**Short exercise:** Without altering anything, output the material below.

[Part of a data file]
++++++++++

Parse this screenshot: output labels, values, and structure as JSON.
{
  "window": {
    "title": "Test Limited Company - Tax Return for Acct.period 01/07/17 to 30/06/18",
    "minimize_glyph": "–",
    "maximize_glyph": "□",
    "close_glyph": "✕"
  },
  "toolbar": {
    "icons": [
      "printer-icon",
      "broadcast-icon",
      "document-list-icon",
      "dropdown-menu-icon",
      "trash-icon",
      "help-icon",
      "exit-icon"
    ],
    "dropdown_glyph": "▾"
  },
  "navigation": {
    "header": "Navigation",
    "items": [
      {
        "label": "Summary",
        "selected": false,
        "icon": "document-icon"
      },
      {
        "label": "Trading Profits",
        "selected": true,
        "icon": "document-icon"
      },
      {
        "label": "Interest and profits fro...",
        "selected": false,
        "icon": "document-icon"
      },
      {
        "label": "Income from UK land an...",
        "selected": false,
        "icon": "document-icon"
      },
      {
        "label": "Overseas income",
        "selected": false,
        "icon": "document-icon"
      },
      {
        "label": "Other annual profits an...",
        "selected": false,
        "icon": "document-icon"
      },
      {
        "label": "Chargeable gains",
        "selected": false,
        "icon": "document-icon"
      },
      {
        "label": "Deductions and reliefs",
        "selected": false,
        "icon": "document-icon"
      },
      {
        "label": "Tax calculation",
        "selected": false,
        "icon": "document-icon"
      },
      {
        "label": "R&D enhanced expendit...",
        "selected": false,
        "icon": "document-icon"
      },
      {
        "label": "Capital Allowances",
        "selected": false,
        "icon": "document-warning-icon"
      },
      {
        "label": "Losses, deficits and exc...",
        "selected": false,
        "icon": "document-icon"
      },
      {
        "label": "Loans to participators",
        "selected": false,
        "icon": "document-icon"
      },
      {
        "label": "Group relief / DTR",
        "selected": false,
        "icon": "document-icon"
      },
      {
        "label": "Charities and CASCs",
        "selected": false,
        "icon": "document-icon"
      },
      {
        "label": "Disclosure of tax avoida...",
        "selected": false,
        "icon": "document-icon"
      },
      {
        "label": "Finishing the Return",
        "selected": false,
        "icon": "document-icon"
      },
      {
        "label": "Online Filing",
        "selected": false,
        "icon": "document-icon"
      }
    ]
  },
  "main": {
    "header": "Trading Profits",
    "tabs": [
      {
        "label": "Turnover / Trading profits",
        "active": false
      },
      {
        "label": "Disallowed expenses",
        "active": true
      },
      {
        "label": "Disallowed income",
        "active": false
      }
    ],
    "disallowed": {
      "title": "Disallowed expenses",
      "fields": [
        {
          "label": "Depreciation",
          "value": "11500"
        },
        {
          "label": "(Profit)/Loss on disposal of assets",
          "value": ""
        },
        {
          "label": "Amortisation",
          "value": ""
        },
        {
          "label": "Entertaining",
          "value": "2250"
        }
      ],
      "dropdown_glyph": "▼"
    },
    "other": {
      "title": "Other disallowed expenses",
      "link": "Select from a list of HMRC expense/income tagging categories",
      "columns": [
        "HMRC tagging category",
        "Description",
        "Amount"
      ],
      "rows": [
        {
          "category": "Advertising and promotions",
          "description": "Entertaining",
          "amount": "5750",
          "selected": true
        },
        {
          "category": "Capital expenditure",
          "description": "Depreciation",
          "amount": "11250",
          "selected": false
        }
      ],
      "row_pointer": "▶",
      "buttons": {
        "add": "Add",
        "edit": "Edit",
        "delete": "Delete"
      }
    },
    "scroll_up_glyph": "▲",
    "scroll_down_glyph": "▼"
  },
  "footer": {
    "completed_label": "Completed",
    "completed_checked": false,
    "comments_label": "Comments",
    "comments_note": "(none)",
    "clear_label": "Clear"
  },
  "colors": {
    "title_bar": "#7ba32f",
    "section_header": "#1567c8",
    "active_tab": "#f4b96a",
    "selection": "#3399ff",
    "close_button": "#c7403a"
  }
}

++++++++++

**Exercise result:**
Parse this screenshot: output labels, values, and structure as JSON.
{
  "window": {
    "title": "Test Limited Company - Tax Return for Acct.period 01/07/17 to 30/06/18",
    "minimize_glyph": "–",
    "maximize_glyph": "□",
    "close_glyph": "✕"
  },
  "toolbar": {
    "icons": [
      "printer-icon",
      "broadcast-icon",
      "document-list-icon",
      "dropdown-menu-icon",
      "trash-icon",
      "help-icon",
      "exit-icon"
    ],
    "dropdown_glyph": "▾"
  },
  "navigation": {
    "header": "Navigation",
    "items": [
      {
        "label": "Summary",
        "selected": false,
        "icon": "document-icon"
      },
      {
        "label": "Trading Profits",
        "selected": true,
        "icon": "document-icon"
      },
      {
        "label": "Interest and profits fro...",
        "selected": false,
        "icon": "document-icon"
      },
      {
        "label": "Income from UK land an...",
        "selected": false,
        "icon": "document-icon"
      },
      {
        "label": "Overseas income",
        "selected": false,
        "icon": "document-icon"
      },
      {
        "label": "Other annual profits an...",
        "selected": false,
        "icon": "document-icon"
      },
      {
        "label": "Chargeable gains",
        "selected": false,
        "icon": "document-icon"
      },
      {
        "label": "Deductions and reliefs",
        "selected": false,
        "icon": "document-icon"
      },
      {
        "label": "Tax calculation",
        "selected": false,
        "icon": "document-icon"
      },
      {
        "label": "R&D enhanced expendit...",
        "selected": false,
        "icon": "document-icon"
      },
      {
        "label": "Capital Allowances",
        "selected": false,
        "icon": "document-warning-icon"
      },
      {
        "label": "Losses, deficits and exc...",
        "selected": false,
        "icon": "document-icon"
      },
      {
        "label": "Loans to participators",
        "selected": false,
        "icon": "document-icon"
      },
      {
        "label": "Group relief / DTR",
        "selected": false,
        "icon": "document-icon"
      },
      {
        "label": "Charities and CASCs",
        "selected": false,
        "icon": "document-icon"
      },
      {
        "label": "Disclosure of tax avoida...",
        "selected": false,
        "icon": "document-icon"
      },
      {
        "label": "Finishing the Return",
        "selected": false,
        "icon": "document-icon"
      },
      {
        "label": "Online Filing",
        "selected": false,
        "icon": "document-icon"
      }
    ]
  },
  "main": {
    "header": "Trading Profits",
    "tabs": [
      {
        "label": "Turnover / Trading profits",
        "active": false
      },
      {
        "label": "Disallowed expenses",
        "active": true
      },
      {
        "label": "Disallowed income",
        "active": false
      }
    ],
    "disallowed": {
      "title": "Disallowed expenses",
      "fields": [
        {
          "label": "Depreciation",
          "value": "11500"
        },
        {
          "label": "(Profit)/Loss on disposal of assets",
          "value": ""
        },
        {
          "label": "Amortisation",
          "value": ""
        },
        {
          "label": "Entertaining",
          "value": "2250"
        }
      ],
      "dropdown_glyph": "▼"
    },
    "other": {
      "title": "Other disallowed expenses",
      "link": "Select from a list of HMRC expense/income tagging categories",
      "columns": [
        "HMRC tagging category",
        "Description",
        "Amount"
      ],
      "rows": [
        {
          "category": "Advertising and promotions",
          "description": "Entertaining",
          "amount": "5750",
          "selected": true
        },
        {
          "category": "Capital expenditure",
          "description": "Depreciation",
          "amount": "11250",
          "selected": false
        }
      ],
      "row_pointer": "▶",
      "buttons": {
        "add": "Add",
        "edit": "Edit",
        "delete": "Delete"
      }
    },
    "scroll_up_glyph": "▲",
    "scroll_down_glyph": "▼"
  },
  "footer": {
    "completed_label": "Completed",
    "completed_checked": false,
    "comments_label": "Comments",
    "comments_note": "(none)",
    "clear_label": "Clear"
  },
  "colors": {
    "title_bar": "#7ba32f",
    "section_header": "#1567c8",
    "active_tab": "#f4b96a",
    "selection": "#3399ff",
    "close_button": "#c7403a"
  }
}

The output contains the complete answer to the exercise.